SHORT TASK - Write the data out again exactly, dropping any images it holds.

DATA PROVIDED -
------------------------
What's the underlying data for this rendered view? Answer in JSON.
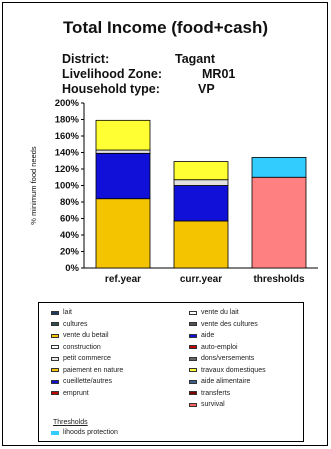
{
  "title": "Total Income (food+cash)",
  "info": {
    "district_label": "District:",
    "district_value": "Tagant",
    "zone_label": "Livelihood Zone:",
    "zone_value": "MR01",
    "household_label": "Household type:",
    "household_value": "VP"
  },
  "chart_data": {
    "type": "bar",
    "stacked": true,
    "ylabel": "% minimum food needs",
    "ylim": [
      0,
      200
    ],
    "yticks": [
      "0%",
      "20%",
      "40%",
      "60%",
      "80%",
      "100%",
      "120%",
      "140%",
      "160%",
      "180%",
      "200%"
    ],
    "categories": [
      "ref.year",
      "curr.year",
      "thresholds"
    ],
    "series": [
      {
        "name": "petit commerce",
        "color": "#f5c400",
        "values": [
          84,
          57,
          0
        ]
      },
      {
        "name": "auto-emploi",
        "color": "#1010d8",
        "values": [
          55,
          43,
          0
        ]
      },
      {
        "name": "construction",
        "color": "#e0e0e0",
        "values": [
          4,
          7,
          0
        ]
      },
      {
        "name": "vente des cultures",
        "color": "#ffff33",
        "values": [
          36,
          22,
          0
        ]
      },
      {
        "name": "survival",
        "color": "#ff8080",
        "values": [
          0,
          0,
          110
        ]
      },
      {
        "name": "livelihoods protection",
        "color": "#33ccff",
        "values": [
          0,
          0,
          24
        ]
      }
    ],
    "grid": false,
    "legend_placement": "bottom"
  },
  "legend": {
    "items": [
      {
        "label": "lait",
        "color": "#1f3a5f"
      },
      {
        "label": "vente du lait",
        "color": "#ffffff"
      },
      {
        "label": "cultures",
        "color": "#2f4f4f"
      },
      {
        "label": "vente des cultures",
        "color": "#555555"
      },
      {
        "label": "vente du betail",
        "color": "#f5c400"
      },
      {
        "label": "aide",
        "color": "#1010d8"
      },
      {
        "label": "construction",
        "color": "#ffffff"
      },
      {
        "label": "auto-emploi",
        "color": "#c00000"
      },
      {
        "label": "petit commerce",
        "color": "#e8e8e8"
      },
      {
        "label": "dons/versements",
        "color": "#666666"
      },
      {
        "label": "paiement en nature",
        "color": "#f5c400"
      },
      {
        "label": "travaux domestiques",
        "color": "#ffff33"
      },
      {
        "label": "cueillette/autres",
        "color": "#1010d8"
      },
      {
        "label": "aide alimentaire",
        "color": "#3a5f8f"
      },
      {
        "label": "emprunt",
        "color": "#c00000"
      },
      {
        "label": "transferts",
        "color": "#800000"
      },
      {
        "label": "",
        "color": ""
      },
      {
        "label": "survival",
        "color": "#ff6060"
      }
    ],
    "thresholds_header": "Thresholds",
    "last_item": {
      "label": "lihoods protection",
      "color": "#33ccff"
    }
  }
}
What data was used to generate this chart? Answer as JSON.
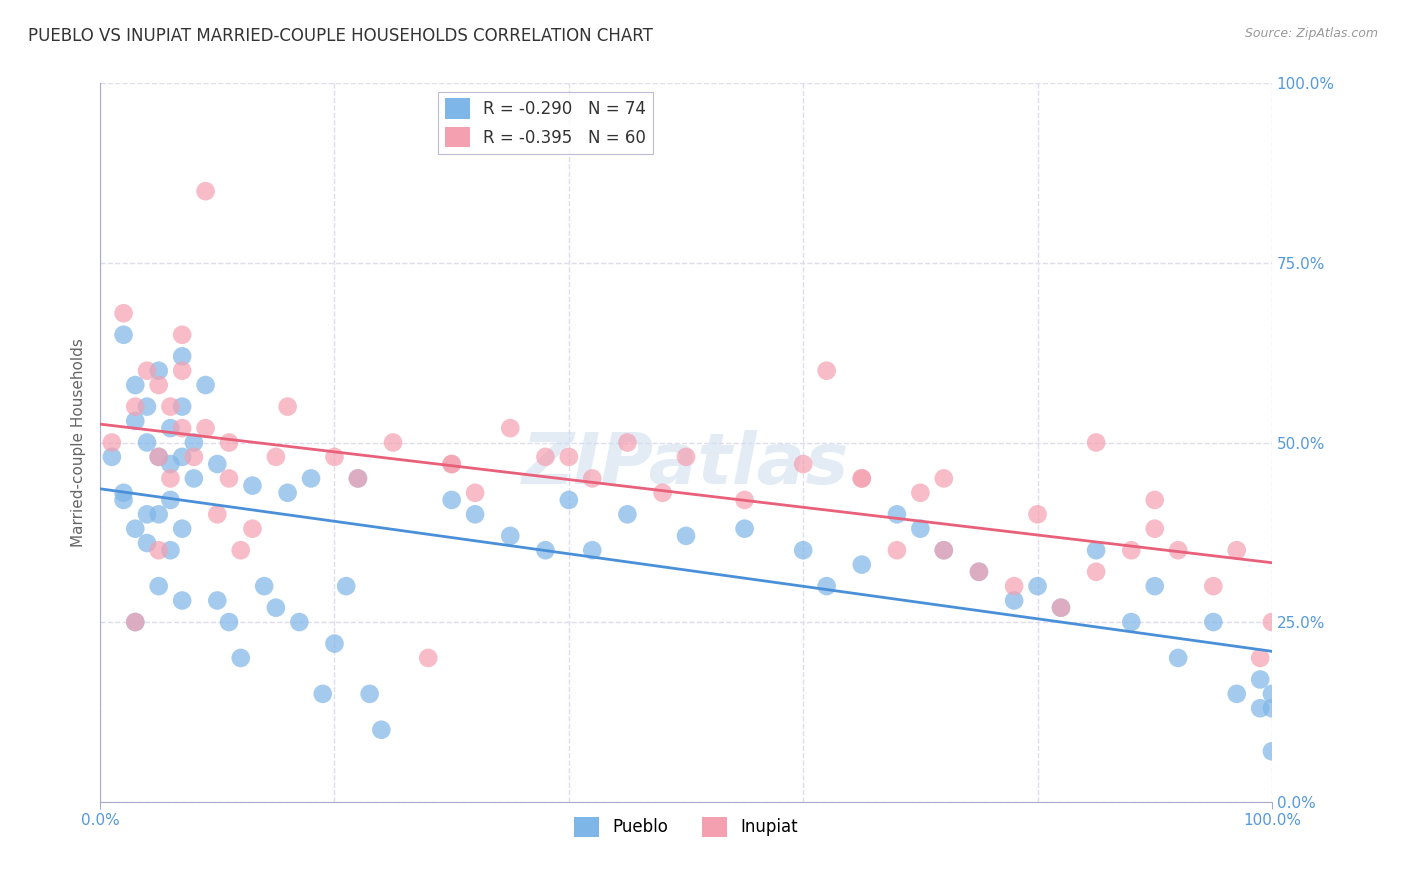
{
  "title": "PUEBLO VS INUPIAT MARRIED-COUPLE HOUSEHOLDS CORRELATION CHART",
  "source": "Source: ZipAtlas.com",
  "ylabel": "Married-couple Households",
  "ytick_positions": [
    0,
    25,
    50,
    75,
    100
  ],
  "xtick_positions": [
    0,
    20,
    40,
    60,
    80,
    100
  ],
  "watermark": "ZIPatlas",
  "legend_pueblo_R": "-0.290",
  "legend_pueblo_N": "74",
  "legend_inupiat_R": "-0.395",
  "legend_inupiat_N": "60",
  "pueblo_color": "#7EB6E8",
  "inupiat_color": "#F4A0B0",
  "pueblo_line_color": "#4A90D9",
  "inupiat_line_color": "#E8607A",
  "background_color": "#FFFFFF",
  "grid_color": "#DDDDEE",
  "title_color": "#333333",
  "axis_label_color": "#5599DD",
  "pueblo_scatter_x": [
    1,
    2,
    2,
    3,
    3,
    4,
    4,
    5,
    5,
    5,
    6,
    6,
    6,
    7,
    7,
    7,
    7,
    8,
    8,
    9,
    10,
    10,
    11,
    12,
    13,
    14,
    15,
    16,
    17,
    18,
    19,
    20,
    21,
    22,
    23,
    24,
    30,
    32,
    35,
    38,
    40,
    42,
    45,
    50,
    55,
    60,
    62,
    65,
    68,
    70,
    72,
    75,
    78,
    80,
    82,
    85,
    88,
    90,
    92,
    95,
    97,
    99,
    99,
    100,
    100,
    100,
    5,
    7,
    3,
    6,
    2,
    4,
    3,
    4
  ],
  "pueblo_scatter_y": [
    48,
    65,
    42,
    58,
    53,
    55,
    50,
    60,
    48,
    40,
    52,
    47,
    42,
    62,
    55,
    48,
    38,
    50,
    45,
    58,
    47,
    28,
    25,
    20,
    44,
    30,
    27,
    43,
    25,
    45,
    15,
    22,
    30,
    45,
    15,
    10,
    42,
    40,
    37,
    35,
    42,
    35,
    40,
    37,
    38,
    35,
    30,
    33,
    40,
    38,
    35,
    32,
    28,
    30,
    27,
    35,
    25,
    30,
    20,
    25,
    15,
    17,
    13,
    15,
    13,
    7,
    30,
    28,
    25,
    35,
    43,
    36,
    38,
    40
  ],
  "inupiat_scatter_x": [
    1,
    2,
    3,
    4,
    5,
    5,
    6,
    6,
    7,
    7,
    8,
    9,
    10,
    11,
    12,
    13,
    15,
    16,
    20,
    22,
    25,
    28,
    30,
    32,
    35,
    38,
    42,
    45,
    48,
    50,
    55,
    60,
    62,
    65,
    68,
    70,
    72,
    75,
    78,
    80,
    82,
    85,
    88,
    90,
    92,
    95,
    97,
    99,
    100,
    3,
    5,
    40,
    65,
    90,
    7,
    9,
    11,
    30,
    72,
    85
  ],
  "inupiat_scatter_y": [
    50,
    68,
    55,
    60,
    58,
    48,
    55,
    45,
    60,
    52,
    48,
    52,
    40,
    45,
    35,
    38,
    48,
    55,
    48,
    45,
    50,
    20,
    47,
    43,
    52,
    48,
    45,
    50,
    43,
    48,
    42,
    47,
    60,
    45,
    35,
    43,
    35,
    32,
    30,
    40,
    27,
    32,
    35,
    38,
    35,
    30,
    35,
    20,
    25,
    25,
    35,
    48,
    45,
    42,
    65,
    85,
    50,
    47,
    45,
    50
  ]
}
------------------------
THE SOLUTION -
What's the underlying data for this rendered view? Answer in JSON.
{
  "title": "Total Income (food+cash)",
  "info": {
    "district_label": "District:",
    "district_value": "Tagant",
    "zone_label": "Livelihood Zone:",
    "zone_value": "MR01",
    "household_label": "Household type:",
    "household_value": "VP"
  },
  "chart_data": {
    "type": "bar",
    "stacked": true,
    "ylabel": "% minimum food needs",
    "ylim": [
      0,
      200
    ],
    "yticks": [
      "0%",
      "20%",
      "40%",
      "60%",
      "80%",
      "100%",
      "120%",
      "140%",
      "160%",
      "180%",
      "200%"
    ],
    "categories": [
      "ref.year",
      "curr.year",
      "thresholds"
    ],
    "series": [
      {
        "name": "petit commerce",
        "color": "#f5c400",
        "values": [
          84,
          57,
          0
        ]
      },
      {
        "name": "auto-emploi",
        "color": "#1010d8",
        "values": [
          55,
          43,
          0
        ]
      },
      {
        "name": "construction",
        "color": "#e0e0e0",
        "values": [
          4,
          7,
          0
        ]
      },
      {
        "name": "vente des cultures",
        "color": "#ffff33",
        "values": [
          36,
          22,
          0
        ]
      },
      {
        "name": "survival",
        "color": "#ff8080",
        "values": [
          0,
          0,
          110
        ]
      },
      {
        "name": "livelihoods protection",
        "color": "#33ccff",
        "values": [
          0,
          0,
          24
        ]
      }
    ],
    "grid": false,
    "legend_placement": "bottom"
  },
  "legend": {
    "items": [
      {
        "label": "lait",
        "color": "#1f3a5f"
      },
      {
        "label": "vente du lait",
        "color": "#ffffff"
      },
      {
        "label": "cultures",
        "color": "#2f4f4f"
      },
      {
        "label": "vente des cultures",
        "color": "#555555"
      },
      {
        "label": "vente du betail",
        "color": "#f5c400"
      },
      {
        "label": "aide",
        "color": "#1010d8"
      },
      {
        "label": "construction",
        "color": "#ffffff"
      },
      {
        "label": "auto-emploi",
        "color": "#c00000"
      },
      {
        "label": "petit commerce",
        "color": "#e8e8e8"
      },
      {
        "label": "dons/versements",
        "color": "#666666"
      },
      {
        "label": "paiement en nature",
        "color": "#f5c400"
      },
      {
        "label": "travaux domestiques",
        "color": "#ffff33"
      },
      {
        "label": "cueillette/autres",
        "color": "#1010d8"
      },
      {
        "label": "aide alimentaire",
        "color": "#3a5f8f"
      },
      {
        "label": "emprunt",
        "color": "#c00000"
      },
      {
        "label": "transferts",
        "color": "#800000"
      },
      {
        "label": "",
        "color": ""
      },
      {
        "label": "survival",
        "color": "#ff6060"
      }
    ],
    "thresholds_header": "Thresholds",
    "last_item": {
      "label": "lihoods protection",
      "color": "#33ccff"
    }
  }
}
What data was used to generate this chart? Answer as JSON.
{
  "title": "PUEBLO VS INUPIAT MARRIED-COUPLE HOUSEHOLDS CORRELATION CHART",
  "source": "Source: ZipAtlas.com",
  "ylabel": "Married-couple Households",
  "ytick_positions": [
    0,
    25,
    50,
    75,
    100
  ],
  "xtick_positions": [
    0,
    20,
    40,
    60,
    80,
    100
  ],
  "watermark": "ZIPatlas",
  "legend_pueblo_R": "-0.290",
  "legend_pueblo_N": "74",
  "legend_inupiat_R": "-0.395",
  "legend_inupiat_N": "60",
  "pueblo_color": "#7EB6E8",
  "inupiat_color": "#F4A0B0",
  "pueblo_line_color": "#4A90D9",
  "inupiat_line_color": "#E8607A",
  "background_color": "#FFFFFF",
  "grid_color": "#DDDDEE",
  "title_color": "#333333",
  "axis_label_color": "#5599DD",
  "pueblo_scatter_x": [
    1,
    2,
    2,
    3,
    3,
    4,
    4,
    5,
    5,
    5,
    6,
    6,
    6,
    7,
    7,
    7,
    7,
    8,
    8,
    9,
    10,
    10,
    11,
    12,
    13,
    14,
    15,
    16,
    17,
    18,
    19,
    20,
    21,
    22,
    23,
    24,
    30,
    32,
    35,
    38,
    40,
    42,
    45,
    50,
    55,
    60,
    62,
    65,
    68,
    70,
    72,
    75,
    78,
    80,
    82,
    85,
    88,
    90,
    92,
    95,
    97,
    99,
    99,
    100,
    100,
    100,
    5,
    7,
    3,
    6,
    2,
    4,
    3,
    4
  ],
  "pueblo_scatter_y": [
    48,
    65,
    42,
    58,
    53,
    55,
    50,
    60,
    48,
    40,
    52,
    47,
    42,
    62,
    55,
    48,
    38,
    50,
    45,
    58,
    47,
    28,
    25,
    20,
    44,
    30,
    27,
    43,
    25,
    45,
    15,
    22,
    30,
    45,
    15,
    10,
    42,
    40,
    37,
    35,
    42,
    35,
    40,
    37,
    38,
    35,
    30,
    33,
    40,
    38,
    35,
    32,
    28,
    30,
    27,
    35,
    25,
    30,
    20,
    25,
    15,
    17,
    13,
    15,
    13,
    7,
    30,
    28,
    25,
    35,
    43,
    36,
    38,
    40
  ],
  "inupiat_scatter_x": [
    1,
    2,
    3,
    4,
    5,
    5,
    6,
    6,
    7,
    7,
    8,
    9,
    10,
    11,
    12,
    13,
    15,
    16,
    20,
    22,
    25,
    28,
    30,
    32,
    35,
    38,
    42,
    45,
    48,
    50,
    55,
    60,
    62,
    65,
    68,
    70,
    72,
    75,
    78,
    80,
    82,
    85,
    88,
    90,
    92,
    95,
    97,
    99,
    100,
    3,
    5,
    40,
    65,
    90,
    7,
    9,
    11,
    30,
    72,
    85
  ],
  "inupiat_scatter_y": [
    50,
    68,
    55,
    60,
    58,
    48,
    55,
    45,
    60,
    52,
    48,
    52,
    40,
    45,
    35,
    38,
    48,
    55,
    48,
    45,
    50,
    20,
    47,
    43,
    52,
    48,
    45,
    50,
    43,
    48,
    42,
    47,
    60,
    45,
    35,
    43,
    35,
    32,
    30,
    40,
    27,
    32,
    35,
    38,
    35,
    30,
    35,
    20,
    25,
    25,
    35,
    48,
    45,
    42,
    65,
    85,
    50,
    47,
    45,
    50
  ]
}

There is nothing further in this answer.